[Data excerpts]
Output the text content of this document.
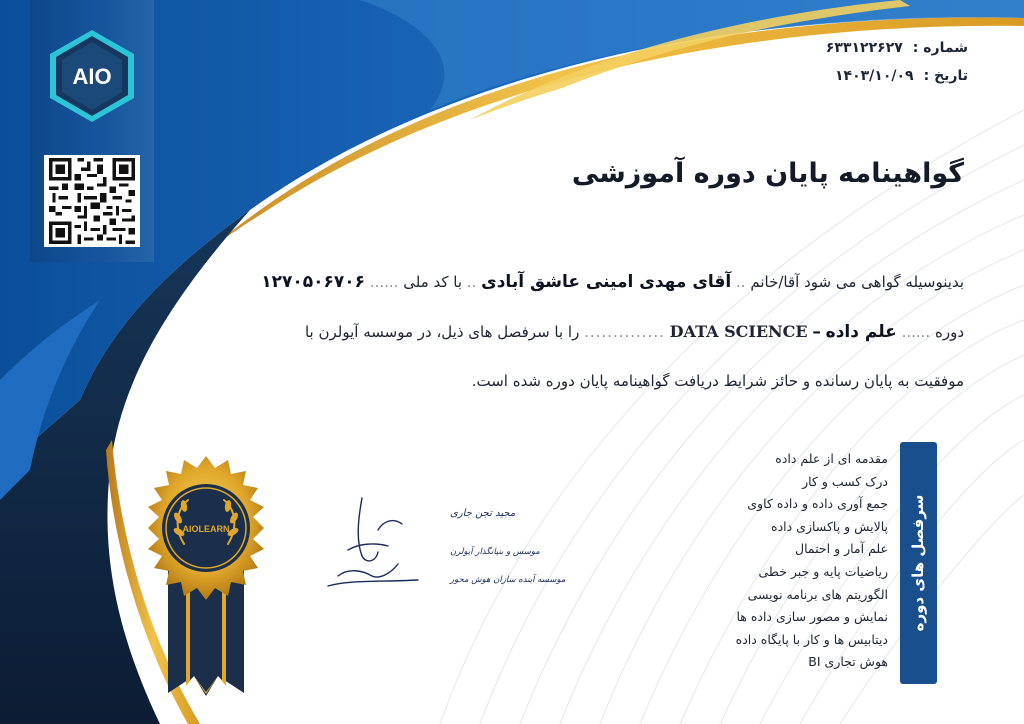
AIO
شماره :
۶۳۳۱۲۲۶۲۷
تاریخ :
۱۴۰۳/۱۰/۰۹
گواهینامه پایان دوره آموزشی
بدینوسیله گواهی می شود آقا/خانم .. آقای مهدی امینی عاشق آبادی .. با کد ملی ...... ۱۲۷۰۵۰۶۷۰۶
دوره ...... علم داده – DATA SCIENCE .............. را با سرفصل های ذیل، در موسسه آیولرن با
موفقیت به پایان رسانده و حائز شرایط دریافت گواهینامه پایان دوره شده است.
سرفصل های دوره
مقدمه ای از علم داده
درک کسب و کار
جمع آوری داده و داده کاوی
پالایش و پاکسازی داده
علم آمار و احتمال
ریاضیات پایه و جبر خطی
الگوریتم های برنامه نویسی
نمایش و مصور سازی داده ها
دیتابیس ها و کار با پایگاه داده
هوش تجاری BI
مجید تجن جاری
موسس و بنیانگذار آیولرن
موسسه آینده سازان هوش محور
AIOLEARN
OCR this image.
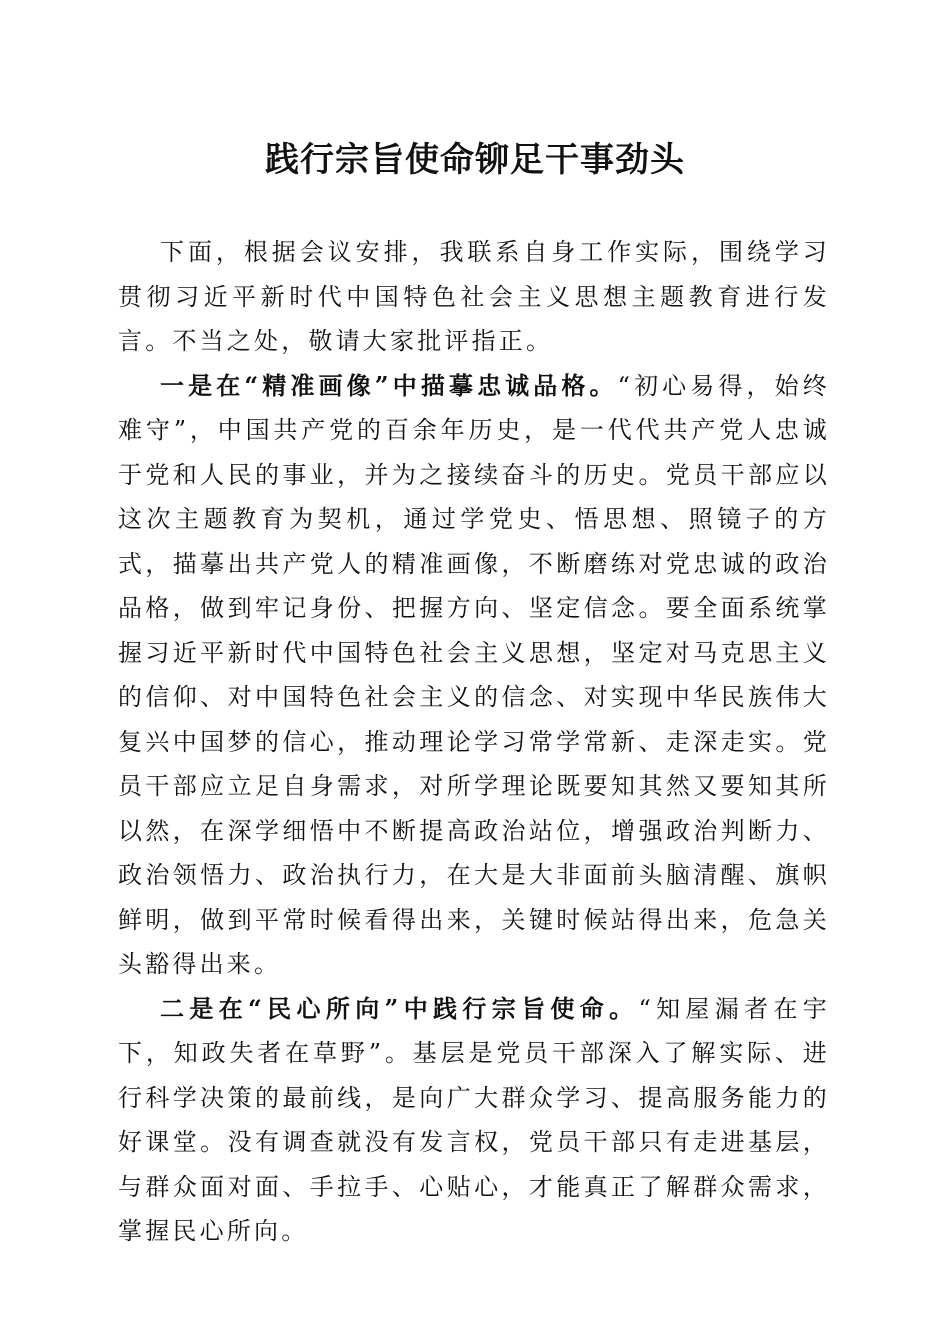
践行宗旨使命铆足干事劲头

下面，根据会议安排，我联系自身工作实际，围绕学习贯彻习近平新时代中国特色社会主义思想主题教育进行发言。不当之处，敬请大家批评指正。

一是在“精准画像”中描摹忠诚品格。“初心易得，始终难守”，中国共产党的百余年历史，是一代代共产党人忠诚于党和人民的事业，并为之接续奋斗的历史。党员干部应以这次主题教育为契机，通过学党史、悟思想、照镜子的方式，描摹出共产党人的精准画像，不断磨练对党忠诚的政治品格，做到牢记身份、把握方向、坚定信念。要全面系统掌握习近平新时代中国特色社会主义思想，坚定对马克思主义的信仰、对中国特色社会主义的信念、对实现中华民族伟大复兴中国梦的信心，推动理论学习常学常新、走深走实。党员干部应立足自身需求，对所学理论既要知其然又要知其所以然，在深学细悟中不断提高政治站位，增强政治判断力、政治领悟力、政治执行力，在大是大非面前头脑清醒、旗帜鲜明，做到平常时候看得出来，关键时候站得出来，危急关头豁得出来。

二是在“民心所向”中践行宗旨使命。“知屋漏者在宇下，知政失者在草野”。基层是党员干部深入了解实际、进行科学决策的最前线，是向广大群众学习、提高服务能力的好课堂。没有调查就没有发言权，党员干部只有走进基层，与群众面对面、手拉手、心贴心，才能真正了解群众需求，掌握民心所向。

Challenge »
Collect the lines of the data that carry the word "سرفصل".

Problem solution »
دوره ...... علم داده – DATA SCIENCE .............. را با سرفصل های ذیل، در موسسه آیولرن با
سرفصل های دوره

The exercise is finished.